• **Your instructions**: Pick out and copy every line below that has the word "redor".

• **Extracted entries**:
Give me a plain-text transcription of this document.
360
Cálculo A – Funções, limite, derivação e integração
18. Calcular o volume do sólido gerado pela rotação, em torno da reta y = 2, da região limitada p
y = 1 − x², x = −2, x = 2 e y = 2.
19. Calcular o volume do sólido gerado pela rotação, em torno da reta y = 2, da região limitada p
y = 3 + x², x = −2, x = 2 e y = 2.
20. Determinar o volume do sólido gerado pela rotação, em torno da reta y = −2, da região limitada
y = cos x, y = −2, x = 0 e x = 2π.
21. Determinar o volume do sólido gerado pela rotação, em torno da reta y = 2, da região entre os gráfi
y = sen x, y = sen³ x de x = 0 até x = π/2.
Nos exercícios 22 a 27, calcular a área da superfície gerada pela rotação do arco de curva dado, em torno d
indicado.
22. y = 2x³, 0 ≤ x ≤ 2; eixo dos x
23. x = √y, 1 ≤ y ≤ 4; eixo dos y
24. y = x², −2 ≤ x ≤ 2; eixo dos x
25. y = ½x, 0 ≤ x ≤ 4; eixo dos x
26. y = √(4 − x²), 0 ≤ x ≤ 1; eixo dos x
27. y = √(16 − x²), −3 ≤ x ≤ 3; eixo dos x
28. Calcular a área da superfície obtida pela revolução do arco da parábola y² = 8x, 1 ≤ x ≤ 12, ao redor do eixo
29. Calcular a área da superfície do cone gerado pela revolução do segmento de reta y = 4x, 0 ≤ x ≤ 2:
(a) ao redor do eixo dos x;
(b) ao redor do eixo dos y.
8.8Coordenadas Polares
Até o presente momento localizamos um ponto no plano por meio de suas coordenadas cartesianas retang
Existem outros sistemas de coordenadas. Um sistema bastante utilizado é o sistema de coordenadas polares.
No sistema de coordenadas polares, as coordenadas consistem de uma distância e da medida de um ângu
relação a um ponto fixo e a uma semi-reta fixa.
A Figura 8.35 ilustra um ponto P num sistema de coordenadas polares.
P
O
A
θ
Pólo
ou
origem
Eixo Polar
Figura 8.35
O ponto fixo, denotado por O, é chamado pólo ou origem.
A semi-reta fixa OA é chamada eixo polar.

• **Finished answer**:
28. Calcular a área da superfície obtida pela revolução do arco da parábola y² = 8x, 1 ≤ x ≤ 12, ao redor do eixo
(a) ao redor do eixo dos x;
(b) ao redor do eixo dos y.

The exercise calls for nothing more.